Task description => Check each line of the listing for the string "appropriation", count the lines that have it, and answer with that number only.

(Data excerpts)
+---+

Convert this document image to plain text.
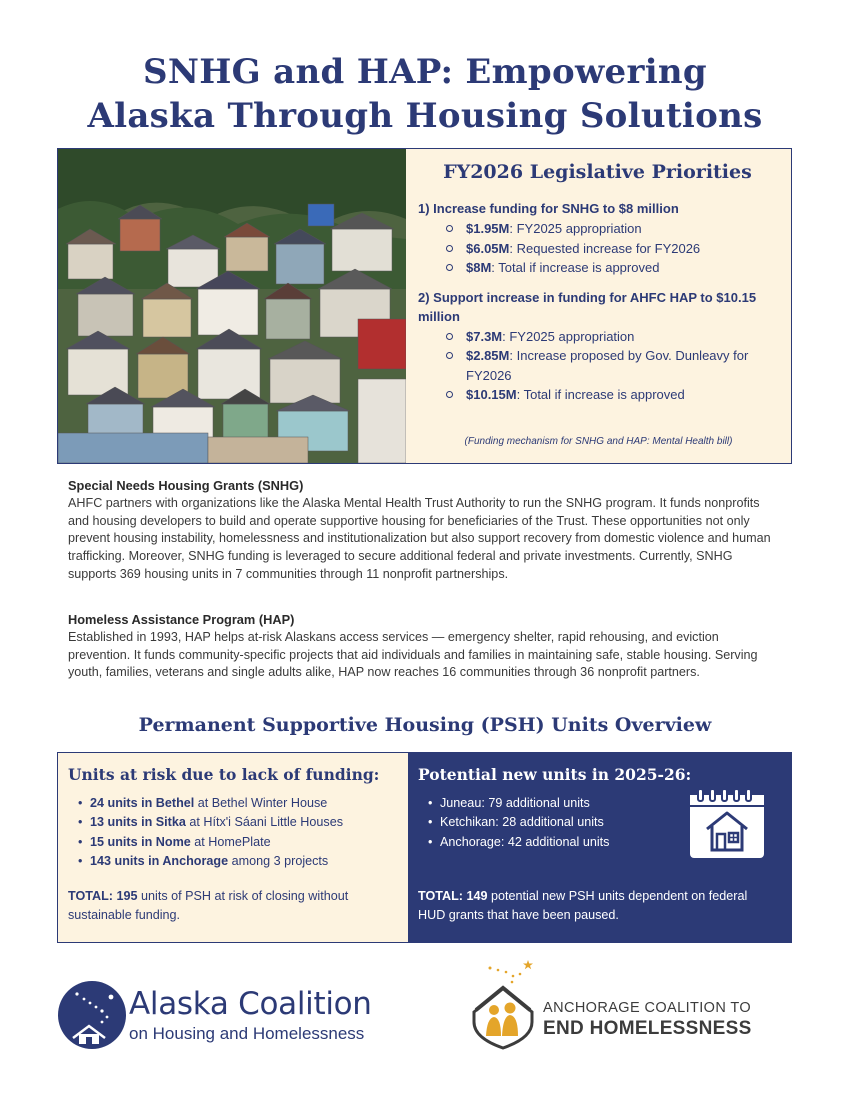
SNHG and HAP: Empowering
Alaska Through Housing Solutions
FY2026 Legislative Priorities
1) Increase funding for SNHG to $8 million
$1.95M: FY2025 appropriation
$6.05M: Requested increase for FY2026
$8M: Total if increase is approved
2) Support increase in funding for AHFC HAP to $10.15 million
$7.3M: FY2025 appropriation
$2.85M: Increase proposed by Gov. Dunleavy for FY2026
$10.15M: Total if increase is approved
(Funding mechanism for SNHG and HAP: Mental Health bill)
Special Needs Housing Grants (SNHG)

AHFC partners with organizations like the Alaska Mental Health Trust Authority to run the SNHG program. It funds nonprofits and housing developers to build and operate supportive housing for beneficiaries of the Trust. These opportunities not only prevent housing instability, homelessness and institutionalization but also support recovery from domestic violence and human trafficking. Moreover, SNHG funding is leveraged to secure additional federal and private investments. Currently, SNHG supports 369 housing units in 7 communities through 11 nonprofit partnerships.

Homeless Assistance Program (HAP)

Established in 1993, HAP helps at-risk Alaskans access services — emergency shelter, rapid rehousing, and eviction prevention. It funds community-specific projects that aid individuals and families in maintaining safe, stable housing. Serving youth, families, veterans and single adults alike, HAP now reaches 16 communities through 36 nonprofit partners.

Permanent Supportive Housing (PSH) Units Overview
Units at risk due to lack of funding:
• 24 units in Bethel at Bethel Winter House
• 13 units in Sitka at Hítx'i Sáani Little Houses
• 15 units in Nome at HomePlate
• 143 units in Anchorage among 3 projects
TOTAL: 195 units of PSH at risk of closing without sustainable funding.
Potential new units in 2025-26:
• Juneau: 79 additional units
• Ketchikan: 28 additional units
• Anchorage: 42 additional units
TOTAL: 149 potential new PSH units dependent on federal HUD grants that have been paused.
Alaska Coalition
on Housing and Homelessness
ANCHORAGE COALITION TO
END HOMELESSNESS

+---+

Right answer => 2